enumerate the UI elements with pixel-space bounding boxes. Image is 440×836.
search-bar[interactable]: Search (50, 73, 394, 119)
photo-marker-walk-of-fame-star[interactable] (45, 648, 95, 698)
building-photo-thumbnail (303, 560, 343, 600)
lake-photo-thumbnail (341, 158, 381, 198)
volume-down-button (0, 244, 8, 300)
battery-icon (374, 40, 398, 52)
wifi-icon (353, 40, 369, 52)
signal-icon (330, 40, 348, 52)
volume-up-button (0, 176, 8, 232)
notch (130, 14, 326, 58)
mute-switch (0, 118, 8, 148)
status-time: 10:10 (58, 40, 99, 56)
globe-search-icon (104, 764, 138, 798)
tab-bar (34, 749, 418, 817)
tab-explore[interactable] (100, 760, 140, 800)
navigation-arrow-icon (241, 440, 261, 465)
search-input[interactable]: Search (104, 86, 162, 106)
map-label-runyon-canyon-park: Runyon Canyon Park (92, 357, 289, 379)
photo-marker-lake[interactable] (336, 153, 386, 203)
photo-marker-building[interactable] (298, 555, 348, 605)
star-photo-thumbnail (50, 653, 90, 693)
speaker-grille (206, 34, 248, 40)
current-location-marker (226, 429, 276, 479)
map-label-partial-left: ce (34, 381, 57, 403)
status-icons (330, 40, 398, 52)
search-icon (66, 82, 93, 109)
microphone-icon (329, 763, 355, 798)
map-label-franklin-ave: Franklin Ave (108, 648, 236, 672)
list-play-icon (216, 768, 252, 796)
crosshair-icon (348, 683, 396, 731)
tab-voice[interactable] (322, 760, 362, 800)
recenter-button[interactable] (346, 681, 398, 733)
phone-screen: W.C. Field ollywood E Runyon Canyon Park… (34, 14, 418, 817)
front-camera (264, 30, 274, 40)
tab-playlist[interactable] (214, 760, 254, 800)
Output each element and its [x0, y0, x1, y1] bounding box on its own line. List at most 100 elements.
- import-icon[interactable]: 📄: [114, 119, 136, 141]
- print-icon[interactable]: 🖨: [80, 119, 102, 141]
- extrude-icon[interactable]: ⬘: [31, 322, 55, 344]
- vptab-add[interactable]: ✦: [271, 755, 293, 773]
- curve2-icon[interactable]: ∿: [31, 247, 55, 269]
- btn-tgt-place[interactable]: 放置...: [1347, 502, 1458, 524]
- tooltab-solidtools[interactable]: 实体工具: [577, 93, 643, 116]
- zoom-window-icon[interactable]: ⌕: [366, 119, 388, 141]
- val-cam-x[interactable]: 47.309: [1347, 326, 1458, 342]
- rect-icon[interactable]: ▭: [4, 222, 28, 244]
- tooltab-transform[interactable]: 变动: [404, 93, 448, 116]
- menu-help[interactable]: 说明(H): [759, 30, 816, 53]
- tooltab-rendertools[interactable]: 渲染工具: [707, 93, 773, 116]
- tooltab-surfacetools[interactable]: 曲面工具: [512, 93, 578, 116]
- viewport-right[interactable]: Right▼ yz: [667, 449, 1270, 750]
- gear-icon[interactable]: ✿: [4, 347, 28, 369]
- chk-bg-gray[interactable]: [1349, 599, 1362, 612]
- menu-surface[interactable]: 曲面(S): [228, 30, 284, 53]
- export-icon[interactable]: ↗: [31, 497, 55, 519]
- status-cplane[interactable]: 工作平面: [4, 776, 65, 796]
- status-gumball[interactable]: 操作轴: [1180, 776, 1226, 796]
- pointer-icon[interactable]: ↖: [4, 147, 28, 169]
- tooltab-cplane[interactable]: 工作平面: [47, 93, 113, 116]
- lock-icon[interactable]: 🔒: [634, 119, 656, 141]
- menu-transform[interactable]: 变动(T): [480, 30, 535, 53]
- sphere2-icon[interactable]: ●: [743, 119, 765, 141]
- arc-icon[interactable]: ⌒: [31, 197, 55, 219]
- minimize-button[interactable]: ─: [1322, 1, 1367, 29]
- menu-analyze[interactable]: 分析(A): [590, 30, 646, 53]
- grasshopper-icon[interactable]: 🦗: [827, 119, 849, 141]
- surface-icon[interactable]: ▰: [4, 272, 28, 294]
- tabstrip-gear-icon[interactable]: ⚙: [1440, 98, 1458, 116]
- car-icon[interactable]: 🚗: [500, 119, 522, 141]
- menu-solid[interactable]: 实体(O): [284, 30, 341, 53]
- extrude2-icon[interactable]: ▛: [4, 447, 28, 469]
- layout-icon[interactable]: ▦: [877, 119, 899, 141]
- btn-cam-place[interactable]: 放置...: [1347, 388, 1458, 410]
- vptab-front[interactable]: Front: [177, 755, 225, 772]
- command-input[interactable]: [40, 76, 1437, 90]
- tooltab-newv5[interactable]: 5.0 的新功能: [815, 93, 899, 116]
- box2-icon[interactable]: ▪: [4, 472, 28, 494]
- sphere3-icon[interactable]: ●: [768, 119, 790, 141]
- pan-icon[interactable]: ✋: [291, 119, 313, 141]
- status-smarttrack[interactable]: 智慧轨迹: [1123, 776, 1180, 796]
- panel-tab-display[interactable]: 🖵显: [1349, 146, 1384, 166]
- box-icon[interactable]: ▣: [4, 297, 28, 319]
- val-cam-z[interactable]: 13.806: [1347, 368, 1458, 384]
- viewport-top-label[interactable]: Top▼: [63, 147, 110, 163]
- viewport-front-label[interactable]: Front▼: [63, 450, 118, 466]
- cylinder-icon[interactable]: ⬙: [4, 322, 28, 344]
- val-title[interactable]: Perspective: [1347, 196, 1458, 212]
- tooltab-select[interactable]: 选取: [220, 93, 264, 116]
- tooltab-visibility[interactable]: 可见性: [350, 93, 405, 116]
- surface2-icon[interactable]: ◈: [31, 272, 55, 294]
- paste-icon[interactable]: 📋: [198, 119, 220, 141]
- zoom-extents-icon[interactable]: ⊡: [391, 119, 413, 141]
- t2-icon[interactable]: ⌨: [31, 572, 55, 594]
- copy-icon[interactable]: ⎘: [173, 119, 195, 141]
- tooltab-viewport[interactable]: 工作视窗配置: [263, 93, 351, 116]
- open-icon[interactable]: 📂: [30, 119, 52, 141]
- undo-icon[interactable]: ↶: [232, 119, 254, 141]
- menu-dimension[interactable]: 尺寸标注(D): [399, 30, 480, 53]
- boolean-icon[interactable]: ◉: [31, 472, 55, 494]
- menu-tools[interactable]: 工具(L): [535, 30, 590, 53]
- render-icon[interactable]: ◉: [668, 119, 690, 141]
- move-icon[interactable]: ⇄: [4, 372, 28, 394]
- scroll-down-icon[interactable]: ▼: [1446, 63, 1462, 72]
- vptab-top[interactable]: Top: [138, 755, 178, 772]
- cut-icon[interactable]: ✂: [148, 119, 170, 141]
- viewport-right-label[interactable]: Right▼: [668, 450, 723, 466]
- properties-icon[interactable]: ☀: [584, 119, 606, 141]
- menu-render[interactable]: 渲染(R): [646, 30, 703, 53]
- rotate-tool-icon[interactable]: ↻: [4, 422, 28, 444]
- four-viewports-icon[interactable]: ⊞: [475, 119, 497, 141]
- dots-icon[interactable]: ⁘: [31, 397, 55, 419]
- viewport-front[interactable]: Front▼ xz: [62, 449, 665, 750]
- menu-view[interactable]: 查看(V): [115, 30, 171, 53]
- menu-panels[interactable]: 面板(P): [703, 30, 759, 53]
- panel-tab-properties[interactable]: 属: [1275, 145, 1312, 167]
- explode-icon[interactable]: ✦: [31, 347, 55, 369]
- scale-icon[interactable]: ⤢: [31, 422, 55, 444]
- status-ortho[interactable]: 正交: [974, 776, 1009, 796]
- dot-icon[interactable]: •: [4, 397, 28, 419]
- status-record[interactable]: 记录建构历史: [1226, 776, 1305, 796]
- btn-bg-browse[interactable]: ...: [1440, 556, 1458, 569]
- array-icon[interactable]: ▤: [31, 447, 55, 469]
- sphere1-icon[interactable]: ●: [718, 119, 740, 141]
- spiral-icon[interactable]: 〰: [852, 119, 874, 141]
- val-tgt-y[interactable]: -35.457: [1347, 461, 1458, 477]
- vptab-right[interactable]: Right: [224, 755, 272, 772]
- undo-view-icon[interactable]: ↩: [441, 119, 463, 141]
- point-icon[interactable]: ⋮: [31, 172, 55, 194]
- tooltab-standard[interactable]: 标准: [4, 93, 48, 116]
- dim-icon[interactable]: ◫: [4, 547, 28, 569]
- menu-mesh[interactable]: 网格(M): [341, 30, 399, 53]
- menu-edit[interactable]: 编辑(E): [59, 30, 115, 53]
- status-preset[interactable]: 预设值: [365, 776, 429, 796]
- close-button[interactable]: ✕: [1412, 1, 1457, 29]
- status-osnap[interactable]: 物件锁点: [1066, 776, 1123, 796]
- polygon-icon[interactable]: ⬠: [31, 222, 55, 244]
——————————
== Objective ==
Copy the listing word for word, starting at its first line and ending with the line that contains "volume-down-button (0, 244, 8, 300)", including both of those lines.

== Answer for this exercise ==
enumerate the UI elements with pixel-space bounding boxes. Image is 440×836.
search-bar[interactable]: Search (50, 73, 394, 119)
photo-marker-walk-of-fame-star[interactable] (45, 648, 95, 698)
building-photo-thumbnail (303, 560, 343, 600)
lake-photo-thumbnail (341, 158, 381, 198)
volume-down-button (0, 244, 8, 300)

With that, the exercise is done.